▶ Exercise goal
Write the material out again in full, word for word. Do not include the pictures.

▶ Stored entries
— Start —
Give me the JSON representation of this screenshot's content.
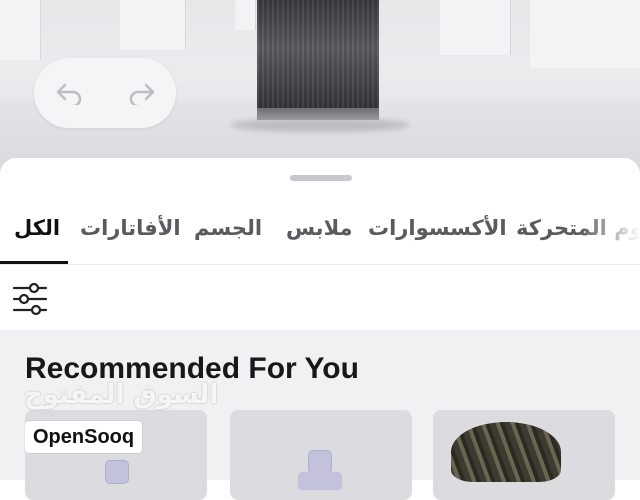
{
  "scene": {
    "undo_icon": "undo-arrow-icon",
    "redo_icon": "redo-arrow-icon"
  },
  "tabs": [
    {
      "label": "الكل",
      "active": true
    },
    {
      "label": "الأفاتارات",
      "active": false
    },
    {
      "label": "الجسم",
      "active": false
    },
    {
      "label": "ملابس",
      "active": false
    },
    {
      "label": "الأكسسوارات",
      "active": false
    },
    {
      "label": "الرسوم المتحركة",
      "active": false
    }
  ],
  "toolbar": {
    "filter_icon": "sliders-filter-icon"
  },
  "main": {
    "section_title": "Recommended For You"
  },
  "watermark": {
    "arabic": "السوق المفتوح",
    "brand": "OpenSooq"
  },
  "colors": {
    "accent": "#111114",
    "tab_inactive": "#5a5a5f",
    "content_bg": "#f1f1f3"
  }
}
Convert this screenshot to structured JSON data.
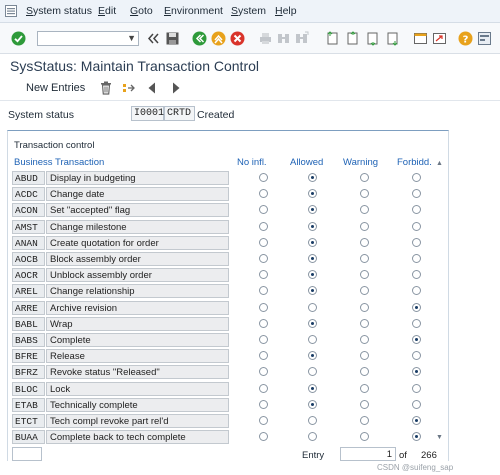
{
  "menubar": {
    "items": [
      {
        "mnemonic": "S",
        "rest": "ystem status"
      },
      {
        "mnemonic": "E",
        "rest": "dit"
      },
      {
        "mnemonic": "G",
        "rest": "oto"
      },
      {
        "mnemonic": "E",
        "rest": "nvironment"
      },
      {
        "mnemonic": "S",
        "rest": "ystem"
      },
      {
        "mnemonic": "H",
        "rest": "elp"
      }
    ]
  },
  "toolbar": {
    "command_field": "",
    "icons": [
      "check-icon",
      "back-icon",
      "save-icon",
      "green-back-icon",
      "exit-icon",
      "cancel-icon",
      "print-icon",
      "find-icon",
      "find-next-icon",
      "first-page-icon",
      "prev-page-icon",
      "next-page-icon",
      "last-page-icon",
      "new-session-icon",
      "shortcut-icon",
      "help-icon",
      "layout-icon"
    ]
  },
  "title": "SysStatus: Maintain Transaction Control",
  "app_toolbar": {
    "new_entries": "New Entries"
  },
  "status": {
    "label": "System status",
    "code": "I0001",
    "abbr": "CRTD",
    "text": "Created"
  },
  "group": {
    "title": "Transaction control",
    "headers": {
      "business_transaction": "Business Transaction",
      "no_infl": "No infl.",
      "allowed": "Allowed",
      "warning": "Warning",
      "forbidd": "Forbidd."
    }
  },
  "rows": [
    {
      "code": "ABUD",
      "desc": "Display in budgeting",
      "selected": "allowed"
    },
    {
      "code": "ACDC",
      "desc": "Change date",
      "selected": "allowed"
    },
    {
      "code": "ACON",
      "desc": "Set \"accepted\" flag",
      "selected": "allowed"
    },
    {
      "code": "AMST",
      "desc": "Change milestone",
      "selected": "allowed"
    },
    {
      "code": "ANAN",
      "desc": "Create quotation for order",
      "selected": "allowed"
    },
    {
      "code": "AOCB",
      "desc": "Block assembly order",
      "selected": "allowed"
    },
    {
      "code": "AOCR",
      "desc": "Unblock assembly order",
      "selected": "allowed"
    },
    {
      "code": "AREL",
      "desc": "Change relationship",
      "selected": "allowed"
    },
    {
      "code": "ARRE",
      "desc": "Archive revision",
      "selected": "forbidd"
    },
    {
      "code": "BABL",
      "desc": "Wrap",
      "selected": "allowed"
    },
    {
      "code": "BABS",
      "desc": "Complete",
      "selected": "forbidd"
    },
    {
      "code": "BFRE",
      "desc": "Release",
      "selected": "allowed"
    },
    {
      "code": "BFRZ",
      "desc": "Revoke status \"Released\"",
      "selected": "forbidd"
    },
    {
      "code": "BLOC",
      "desc": "Lock",
      "selected": "allowed"
    },
    {
      "code": "ETAB",
      "desc": "Technically complete",
      "selected": "allowed"
    },
    {
      "code": "ETCT",
      "desc": "Tech compl revoke part rel'd",
      "selected": "forbidd"
    },
    {
      "code": "BUAA",
      "desc": "Complete back to tech complete",
      "selected": "forbidd"
    }
  ],
  "footer": {
    "entry_label": "Entry",
    "entry_value": "1",
    "of_label": "of",
    "total": "266"
  },
  "watermark": "CSDN @suifeng_sap"
}
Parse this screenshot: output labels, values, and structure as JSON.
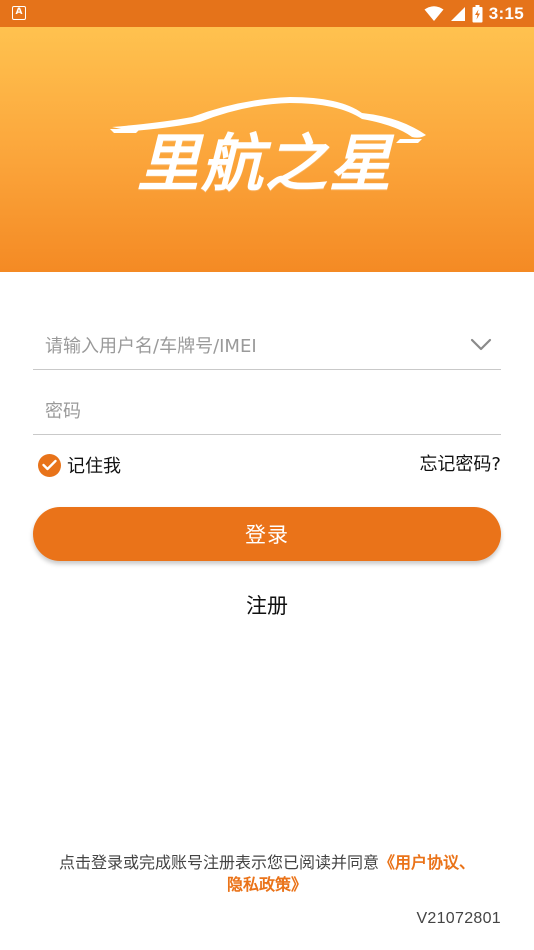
{
  "status_bar": {
    "notification_badge": "A",
    "time": "3:15",
    "icons": [
      "wifi-icon",
      "signal-icon",
      "battery-icon"
    ]
  },
  "hero": {
    "logo_text": "里航之星",
    "gradient_top": "#ffc24f",
    "gradient_bottom": "#f48a24"
  },
  "form": {
    "username_placeholder": "请输入用户名/车牌号/IMEI",
    "username_value": "",
    "password_placeholder": "密码",
    "password_value": "",
    "remember_label": "记住我",
    "remember_checked": true,
    "forgot_label": "忘记密码?",
    "login_label": "登录",
    "register_label": "注册"
  },
  "footer": {
    "agreement_text": "点击登录或完成账号注册表示您已阅读并同意",
    "agreement_link_1": "《用户协议、",
    "agreement_link_2": "隐私政策》",
    "version": "V21072801"
  },
  "colors": {
    "accent": "#ea7319",
    "status_bar": "#e5731a"
  }
}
— End —
▶ Problem solution
Give me the JSON representation of this screenshot's content.
{
  "scene": {
    "undo_icon": "undo-arrow-icon",
    "redo_icon": "redo-arrow-icon"
  },
  "tabs": [
    {
      "label": "الكل",
      "active": true
    },
    {
      "label": "الأفاتارات",
      "active": false
    },
    {
      "label": "الجسم",
      "active": false
    },
    {
      "label": "ملابس",
      "active": false
    },
    {
      "label": "الأكسسوارات",
      "active": false
    },
    {
      "label": "الرسوم المتحركة",
      "active": false
    }
  ],
  "toolbar": {
    "filter_icon": "sliders-filter-icon"
  },
  "main": {
    "section_title": "Recommended For You"
  },
  "watermark": {
    "arabic": "السوق المفتوح",
    "brand": "OpenSooq"
  },
  "colors": {
    "accent": "#111114",
    "tab_inactive": "#5a5a5f",
    "content_bg": "#f1f1f3"
  }
}
Convert this screenshot to structured JSON data.
{
  "menubar": {
    "items": [
      {
        "mnemonic": "S",
        "rest": "ystem status"
      },
      {
        "mnemonic": "E",
        "rest": "dit"
      },
      {
        "mnemonic": "G",
        "rest": "oto"
      },
      {
        "mnemonic": "E",
        "rest": "nvironment"
      },
      {
        "mnemonic": "S",
        "rest": "ystem"
      },
      {
        "mnemonic": "H",
        "rest": "elp"
      }
    ]
  },
  "toolbar": {
    "command_field": "",
    "icons": [
      "check-icon",
      "back-icon",
      "save-icon",
      "green-back-icon",
      "exit-icon",
      "cancel-icon",
      "print-icon",
      "find-icon",
      "find-next-icon",
      "first-page-icon",
      "prev-page-icon",
      "next-page-icon",
      "last-page-icon",
      "new-session-icon",
      "shortcut-icon",
      "help-icon",
      "layout-icon"
    ]
  },
  "title": "SysStatus: Maintain Transaction Control",
  "app_toolbar": {
    "new_entries": "New Entries"
  },
  "status": {
    "label": "System status",
    "code": "I0001",
    "abbr": "CRTD",
    "text": "Created"
  },
  "group": {
    "title": "Transaction control",
    "headers": {
      "business_transaction": "Business Transaction",
      "no_infl": "No infl.",
      "allowed": "Allowed",
      "warning": "Warning",
      "forbidd": "Forbidd."
    }
  },
  "rows": [
    {
      "code": "ABUD",
      "desc": "Display in budgeting",
      "selected": "allowed"
    },
    {
      "code": "ACDC",
      "desc": "Change date",
      "selected": "allowed"
    },
    {
      "code": "ACON",
      "desc": "Set \"accepted\" flag",
      "selected": "allowed"
    },
    {
      "code": "AMST",
      "desc": "Change milestone",
      "selected": "allowed"
    },
    {
      "code": "ANAN",
      "desc": "Create quotation for order",
      "selected": "allowed"
    },
    {
      "code": "AOCB",
      "desc": "Block assembly order",
      "selected": "allowed"
    },
    {
      "code": "AOCR",
      "desc": "Unblock assembly order",
      "selected": "allowed"
    },
    {
      "code": "AREL",
      "desc": "Change relationship",
      "selected": "allowed"
    },
    {
      "code": "ARRE",
      "desc": "Archive revision",
      "selected": "forbidd"
    },
    {
      "code": "BABL",
      "desc": "Wrap",
      "selected": "allowed"
    },
    {
      "code": "BABS",
      "desc": "Complete",
      "selected": "forbidd"
    },
    {
      "code": "BFRE",
      "desc": "Release",
      "selected": "allowed"
    },
    {
      "code": "BFRZ",
      "desc": "Revoke status \"Released\"",
      "selected": "forbidd"
    },
    {
      "code": "BLOC",
      "desc": "Lock",
      "selected": "allowed"
    },
    {
      "code": "ETAB",
      "desc": "Technically complete",
      "selected": "allowed"
    },
    {
      "code": "ETCT",
      "desc": "Tech compl revoke part rel'd",
      "selected": "forbidd"
    },
    {
      "code": "BUAA",
      "desc": "Complete back to tech complete",
      "selected": "forbidd"
    }
  ],
  "footer": {
    "entry_label": "Entry",
    "entry_value": "1",
    "of_label": "of",
    "total": "266"
  },
  "watermark": "CSDN @suifeng_sap"
}
Parse this screenshot: output labels, values, and structure as JSON.
{
  "status_bar": {
    "notification_badge": "A",
    "time": "3:15",
    "icons": [
      "wifi-icon",
      "signal-icon",
      "battery-icon"
    ]
  },
  "hero": {
    "logo_text": "里航之星",
    "gradient_top": "#ffc24f",
    "gradient_bottom": "#f48a24"
  },
  "form": {
    "username_placeholder": "请输入用户名/车牌号/IMEI",
    "username_value": "",
    "password_placeholder": "密码",
    "password_value": "",
    "remember_label": "记住我",
    "remember_checked": true,
    "forgot_label": "忘记密码?",
    "login_label": "登录",
    "register_label": "注册"
  },
  "footer": {
    "agreement_text": "点击登录或完成账号注册表示您已阅读并同意",
    "agreement_link_1": "《用户协议、",
    "agreement_link_2": "隐私政策》",
    "version": "V21072801"
  },
  "colors": {
    "accent": "#ea7319",
    "status_bar": "#e5731a"
  }
}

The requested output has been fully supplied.